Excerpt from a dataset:
▶

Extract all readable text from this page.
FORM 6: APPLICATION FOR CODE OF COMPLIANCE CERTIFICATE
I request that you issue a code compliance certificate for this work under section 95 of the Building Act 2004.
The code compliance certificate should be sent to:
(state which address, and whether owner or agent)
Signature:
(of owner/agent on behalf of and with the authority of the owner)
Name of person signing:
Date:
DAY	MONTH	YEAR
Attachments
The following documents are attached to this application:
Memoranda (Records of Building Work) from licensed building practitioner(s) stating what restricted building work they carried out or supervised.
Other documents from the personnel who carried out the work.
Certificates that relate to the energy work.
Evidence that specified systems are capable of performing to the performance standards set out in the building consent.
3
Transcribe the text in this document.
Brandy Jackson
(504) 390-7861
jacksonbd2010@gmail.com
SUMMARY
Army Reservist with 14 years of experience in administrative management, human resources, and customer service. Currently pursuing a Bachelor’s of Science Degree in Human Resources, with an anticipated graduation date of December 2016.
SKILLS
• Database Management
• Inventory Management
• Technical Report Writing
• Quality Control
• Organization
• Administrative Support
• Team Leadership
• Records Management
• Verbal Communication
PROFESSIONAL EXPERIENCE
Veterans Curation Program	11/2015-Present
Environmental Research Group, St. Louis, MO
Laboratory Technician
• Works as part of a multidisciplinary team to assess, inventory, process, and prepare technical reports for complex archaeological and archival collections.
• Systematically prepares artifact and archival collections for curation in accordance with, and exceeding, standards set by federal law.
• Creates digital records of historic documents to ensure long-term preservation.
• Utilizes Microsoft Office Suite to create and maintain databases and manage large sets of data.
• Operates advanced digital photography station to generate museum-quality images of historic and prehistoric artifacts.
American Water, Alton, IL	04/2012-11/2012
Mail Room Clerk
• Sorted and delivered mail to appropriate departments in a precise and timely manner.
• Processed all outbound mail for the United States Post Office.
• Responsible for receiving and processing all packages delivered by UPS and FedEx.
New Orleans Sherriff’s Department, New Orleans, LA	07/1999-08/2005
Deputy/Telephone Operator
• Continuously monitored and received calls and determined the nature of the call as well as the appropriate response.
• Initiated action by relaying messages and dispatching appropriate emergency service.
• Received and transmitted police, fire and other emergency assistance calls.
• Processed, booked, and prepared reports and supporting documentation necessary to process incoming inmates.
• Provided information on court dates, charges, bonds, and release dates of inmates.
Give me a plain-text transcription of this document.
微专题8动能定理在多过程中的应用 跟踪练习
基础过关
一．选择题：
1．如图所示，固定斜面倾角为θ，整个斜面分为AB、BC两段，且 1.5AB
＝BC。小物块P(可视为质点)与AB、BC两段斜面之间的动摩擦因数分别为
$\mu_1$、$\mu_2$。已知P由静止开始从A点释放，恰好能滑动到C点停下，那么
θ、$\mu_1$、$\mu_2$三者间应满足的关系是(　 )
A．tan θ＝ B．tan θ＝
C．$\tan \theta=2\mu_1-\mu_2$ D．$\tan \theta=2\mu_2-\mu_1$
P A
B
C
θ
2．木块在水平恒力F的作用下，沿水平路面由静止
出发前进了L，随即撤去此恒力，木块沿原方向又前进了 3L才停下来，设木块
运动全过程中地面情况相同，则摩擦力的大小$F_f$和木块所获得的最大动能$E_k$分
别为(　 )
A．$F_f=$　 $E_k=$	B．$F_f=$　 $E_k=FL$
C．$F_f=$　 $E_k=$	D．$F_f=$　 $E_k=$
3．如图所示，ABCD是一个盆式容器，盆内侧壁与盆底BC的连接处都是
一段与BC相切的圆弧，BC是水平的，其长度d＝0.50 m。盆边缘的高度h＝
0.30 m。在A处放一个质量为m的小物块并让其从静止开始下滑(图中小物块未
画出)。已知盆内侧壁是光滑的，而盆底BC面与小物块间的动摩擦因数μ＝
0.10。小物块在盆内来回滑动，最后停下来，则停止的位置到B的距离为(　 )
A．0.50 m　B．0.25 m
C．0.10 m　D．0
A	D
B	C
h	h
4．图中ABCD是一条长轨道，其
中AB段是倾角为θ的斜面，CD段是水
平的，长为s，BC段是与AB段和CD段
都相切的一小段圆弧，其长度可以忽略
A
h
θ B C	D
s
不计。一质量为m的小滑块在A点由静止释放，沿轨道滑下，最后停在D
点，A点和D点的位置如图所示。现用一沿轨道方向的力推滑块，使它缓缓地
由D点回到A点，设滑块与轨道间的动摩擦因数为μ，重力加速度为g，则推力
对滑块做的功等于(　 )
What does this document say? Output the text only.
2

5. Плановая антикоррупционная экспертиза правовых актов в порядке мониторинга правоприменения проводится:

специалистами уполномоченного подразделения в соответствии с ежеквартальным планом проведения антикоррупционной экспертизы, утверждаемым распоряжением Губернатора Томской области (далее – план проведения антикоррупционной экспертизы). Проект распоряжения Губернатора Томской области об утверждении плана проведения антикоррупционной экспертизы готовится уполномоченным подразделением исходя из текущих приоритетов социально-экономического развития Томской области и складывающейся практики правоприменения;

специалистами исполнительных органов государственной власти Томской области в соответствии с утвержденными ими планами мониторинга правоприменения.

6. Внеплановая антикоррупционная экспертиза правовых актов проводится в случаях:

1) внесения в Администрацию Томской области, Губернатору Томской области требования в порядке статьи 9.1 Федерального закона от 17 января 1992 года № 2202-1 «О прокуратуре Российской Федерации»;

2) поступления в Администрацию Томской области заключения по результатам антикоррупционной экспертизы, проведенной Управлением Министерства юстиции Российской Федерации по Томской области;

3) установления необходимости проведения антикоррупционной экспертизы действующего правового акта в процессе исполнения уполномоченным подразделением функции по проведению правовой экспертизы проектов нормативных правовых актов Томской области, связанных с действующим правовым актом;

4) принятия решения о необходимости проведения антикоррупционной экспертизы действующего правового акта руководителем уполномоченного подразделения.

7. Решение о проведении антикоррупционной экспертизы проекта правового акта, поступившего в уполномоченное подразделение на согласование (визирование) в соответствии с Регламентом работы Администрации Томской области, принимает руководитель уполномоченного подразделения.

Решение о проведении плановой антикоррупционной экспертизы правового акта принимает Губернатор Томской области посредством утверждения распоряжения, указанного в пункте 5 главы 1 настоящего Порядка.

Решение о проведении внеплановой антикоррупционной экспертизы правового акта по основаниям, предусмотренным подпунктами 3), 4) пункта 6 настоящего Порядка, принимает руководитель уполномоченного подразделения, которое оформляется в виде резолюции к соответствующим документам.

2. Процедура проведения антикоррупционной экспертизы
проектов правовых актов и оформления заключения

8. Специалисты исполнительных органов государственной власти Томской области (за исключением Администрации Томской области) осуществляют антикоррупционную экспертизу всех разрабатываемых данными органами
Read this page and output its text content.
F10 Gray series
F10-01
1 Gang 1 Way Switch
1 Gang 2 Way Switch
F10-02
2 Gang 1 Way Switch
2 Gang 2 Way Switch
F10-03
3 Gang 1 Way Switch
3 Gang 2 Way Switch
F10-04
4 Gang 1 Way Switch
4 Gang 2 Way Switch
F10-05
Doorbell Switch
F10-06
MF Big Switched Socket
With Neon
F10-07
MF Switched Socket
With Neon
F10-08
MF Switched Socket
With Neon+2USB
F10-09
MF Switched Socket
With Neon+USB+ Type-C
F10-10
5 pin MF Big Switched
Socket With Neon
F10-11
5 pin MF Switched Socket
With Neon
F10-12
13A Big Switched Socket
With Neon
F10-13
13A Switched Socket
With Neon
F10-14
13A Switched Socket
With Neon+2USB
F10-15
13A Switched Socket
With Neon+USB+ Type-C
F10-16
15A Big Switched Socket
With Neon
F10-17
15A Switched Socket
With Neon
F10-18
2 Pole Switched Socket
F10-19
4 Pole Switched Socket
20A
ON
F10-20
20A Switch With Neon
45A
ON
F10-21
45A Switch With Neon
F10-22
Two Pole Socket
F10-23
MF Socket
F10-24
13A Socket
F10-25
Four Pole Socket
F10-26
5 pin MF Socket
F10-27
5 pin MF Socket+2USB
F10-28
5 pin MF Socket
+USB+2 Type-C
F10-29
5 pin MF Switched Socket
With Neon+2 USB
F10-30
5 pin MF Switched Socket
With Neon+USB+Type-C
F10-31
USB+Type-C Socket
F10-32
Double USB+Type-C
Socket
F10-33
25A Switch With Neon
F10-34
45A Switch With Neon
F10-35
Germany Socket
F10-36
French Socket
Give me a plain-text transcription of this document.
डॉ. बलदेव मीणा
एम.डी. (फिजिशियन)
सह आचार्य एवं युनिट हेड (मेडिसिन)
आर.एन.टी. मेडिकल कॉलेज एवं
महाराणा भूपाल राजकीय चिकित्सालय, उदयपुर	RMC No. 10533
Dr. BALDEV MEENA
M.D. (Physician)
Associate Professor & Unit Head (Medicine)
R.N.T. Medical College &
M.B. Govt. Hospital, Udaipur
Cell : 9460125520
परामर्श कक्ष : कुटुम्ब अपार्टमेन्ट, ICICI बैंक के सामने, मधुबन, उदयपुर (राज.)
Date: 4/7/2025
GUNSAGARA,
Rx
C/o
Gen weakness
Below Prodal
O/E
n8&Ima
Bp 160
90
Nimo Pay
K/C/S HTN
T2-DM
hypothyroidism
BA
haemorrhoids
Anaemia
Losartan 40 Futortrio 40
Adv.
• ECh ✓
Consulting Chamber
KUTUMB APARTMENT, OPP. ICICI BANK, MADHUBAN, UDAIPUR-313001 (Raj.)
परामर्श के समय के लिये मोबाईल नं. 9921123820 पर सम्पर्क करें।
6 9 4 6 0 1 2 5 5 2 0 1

◀

TASK GOAL: Count every line of the material above that holds the string "органов", then state only the total.

EXERCISE SOLUTION: 2